**PROBLEM STATEMENT**. Locate all lines with the word "以上但不超过" and copy them out.

**RECORD LIST**.
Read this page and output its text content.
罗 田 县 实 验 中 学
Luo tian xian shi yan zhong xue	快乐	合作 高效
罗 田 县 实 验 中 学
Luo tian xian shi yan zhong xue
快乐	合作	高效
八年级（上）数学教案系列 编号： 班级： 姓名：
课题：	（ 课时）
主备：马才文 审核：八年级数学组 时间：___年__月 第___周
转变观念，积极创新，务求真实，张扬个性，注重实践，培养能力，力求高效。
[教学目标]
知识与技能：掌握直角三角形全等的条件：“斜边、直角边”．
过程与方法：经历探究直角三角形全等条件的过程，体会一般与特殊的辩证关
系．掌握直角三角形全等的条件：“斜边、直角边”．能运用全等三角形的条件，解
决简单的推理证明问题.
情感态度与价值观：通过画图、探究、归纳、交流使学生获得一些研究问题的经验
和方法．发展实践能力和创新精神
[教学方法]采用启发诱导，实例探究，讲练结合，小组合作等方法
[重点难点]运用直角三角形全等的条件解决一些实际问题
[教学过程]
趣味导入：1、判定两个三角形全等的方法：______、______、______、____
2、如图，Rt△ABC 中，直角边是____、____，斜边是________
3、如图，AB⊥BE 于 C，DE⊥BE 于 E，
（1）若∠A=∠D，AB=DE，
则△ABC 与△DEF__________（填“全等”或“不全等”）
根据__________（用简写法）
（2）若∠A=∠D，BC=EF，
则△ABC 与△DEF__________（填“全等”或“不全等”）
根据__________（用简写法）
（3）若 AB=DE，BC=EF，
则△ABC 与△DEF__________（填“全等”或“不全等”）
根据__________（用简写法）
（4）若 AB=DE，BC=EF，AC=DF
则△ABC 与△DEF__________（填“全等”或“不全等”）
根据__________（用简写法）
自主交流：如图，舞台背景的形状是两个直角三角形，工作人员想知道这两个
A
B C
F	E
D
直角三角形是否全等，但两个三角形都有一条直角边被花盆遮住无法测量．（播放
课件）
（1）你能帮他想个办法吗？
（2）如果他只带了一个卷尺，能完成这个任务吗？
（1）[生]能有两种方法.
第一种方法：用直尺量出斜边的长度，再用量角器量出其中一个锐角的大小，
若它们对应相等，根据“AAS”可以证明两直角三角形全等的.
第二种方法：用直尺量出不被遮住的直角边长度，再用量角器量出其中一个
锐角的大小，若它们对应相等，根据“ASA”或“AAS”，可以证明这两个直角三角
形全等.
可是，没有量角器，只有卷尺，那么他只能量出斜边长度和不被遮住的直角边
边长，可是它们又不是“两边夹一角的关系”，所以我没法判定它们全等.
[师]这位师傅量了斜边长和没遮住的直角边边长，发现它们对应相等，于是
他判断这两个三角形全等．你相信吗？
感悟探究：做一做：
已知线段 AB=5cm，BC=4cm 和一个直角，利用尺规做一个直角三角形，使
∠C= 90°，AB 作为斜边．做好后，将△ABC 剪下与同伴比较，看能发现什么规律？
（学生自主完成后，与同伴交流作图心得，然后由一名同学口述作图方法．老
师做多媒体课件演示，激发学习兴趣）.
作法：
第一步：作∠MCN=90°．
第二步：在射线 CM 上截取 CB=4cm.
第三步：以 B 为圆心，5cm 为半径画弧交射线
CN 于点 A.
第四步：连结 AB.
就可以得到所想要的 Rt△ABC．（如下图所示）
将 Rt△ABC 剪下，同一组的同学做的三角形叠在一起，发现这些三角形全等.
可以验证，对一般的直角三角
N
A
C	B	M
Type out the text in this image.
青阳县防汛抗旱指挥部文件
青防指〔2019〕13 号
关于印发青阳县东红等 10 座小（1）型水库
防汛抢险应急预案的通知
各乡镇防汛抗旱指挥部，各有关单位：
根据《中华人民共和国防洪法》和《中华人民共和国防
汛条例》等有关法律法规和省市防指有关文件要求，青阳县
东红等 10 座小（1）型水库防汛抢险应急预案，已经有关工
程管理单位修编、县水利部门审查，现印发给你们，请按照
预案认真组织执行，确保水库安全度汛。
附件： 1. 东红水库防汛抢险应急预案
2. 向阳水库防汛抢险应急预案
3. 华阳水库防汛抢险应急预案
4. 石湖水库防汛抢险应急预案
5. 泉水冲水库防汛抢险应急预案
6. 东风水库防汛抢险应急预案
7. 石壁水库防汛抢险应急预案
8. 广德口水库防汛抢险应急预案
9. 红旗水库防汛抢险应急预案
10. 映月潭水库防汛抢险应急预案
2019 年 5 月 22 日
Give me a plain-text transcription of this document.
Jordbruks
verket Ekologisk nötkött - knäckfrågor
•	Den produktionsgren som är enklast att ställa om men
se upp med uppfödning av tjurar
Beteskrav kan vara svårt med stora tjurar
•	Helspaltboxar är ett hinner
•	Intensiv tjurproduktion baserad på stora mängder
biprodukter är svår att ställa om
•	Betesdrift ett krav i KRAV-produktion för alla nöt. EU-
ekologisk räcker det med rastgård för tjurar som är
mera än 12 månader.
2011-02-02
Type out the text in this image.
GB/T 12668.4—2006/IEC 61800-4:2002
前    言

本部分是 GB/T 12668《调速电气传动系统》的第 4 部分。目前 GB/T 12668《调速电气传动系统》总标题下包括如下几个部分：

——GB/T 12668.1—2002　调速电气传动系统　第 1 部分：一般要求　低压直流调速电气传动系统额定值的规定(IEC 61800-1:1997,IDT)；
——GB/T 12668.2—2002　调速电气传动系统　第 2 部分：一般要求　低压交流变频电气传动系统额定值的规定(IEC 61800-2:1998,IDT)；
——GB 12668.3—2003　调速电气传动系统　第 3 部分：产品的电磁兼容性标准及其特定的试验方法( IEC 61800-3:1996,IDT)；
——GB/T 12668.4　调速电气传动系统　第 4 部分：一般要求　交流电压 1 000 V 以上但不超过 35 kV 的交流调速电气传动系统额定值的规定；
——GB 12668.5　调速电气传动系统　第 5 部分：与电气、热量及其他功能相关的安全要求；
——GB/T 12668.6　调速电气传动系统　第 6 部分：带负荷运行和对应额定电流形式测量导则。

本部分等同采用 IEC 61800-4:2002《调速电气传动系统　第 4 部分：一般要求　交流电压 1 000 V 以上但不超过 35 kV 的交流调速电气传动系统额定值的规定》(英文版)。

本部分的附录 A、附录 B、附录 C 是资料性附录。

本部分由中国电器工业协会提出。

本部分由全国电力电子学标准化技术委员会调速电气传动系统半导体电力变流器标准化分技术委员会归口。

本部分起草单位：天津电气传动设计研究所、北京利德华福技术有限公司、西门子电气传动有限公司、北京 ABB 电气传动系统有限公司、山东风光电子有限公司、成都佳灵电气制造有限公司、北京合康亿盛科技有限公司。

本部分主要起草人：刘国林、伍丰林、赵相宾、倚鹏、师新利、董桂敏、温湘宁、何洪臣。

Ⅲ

**RESPONSE FOR THIS EXERCISE**.
——GB/T 12668.4　调速电气传动系统　第 4 部分：一般要求　交流电压 1 000 V 以上但不超过 35 kV 的交流调速电气传动系统额定值的规定；
本部分等同采用 IEC 61800-4:2002《调速电气传动系统　第 4 部分：一般要求　交流电压 1 000 V 以上但不超过 35 kV 的交流调速电气传动系统额定值的规定》(英文版)。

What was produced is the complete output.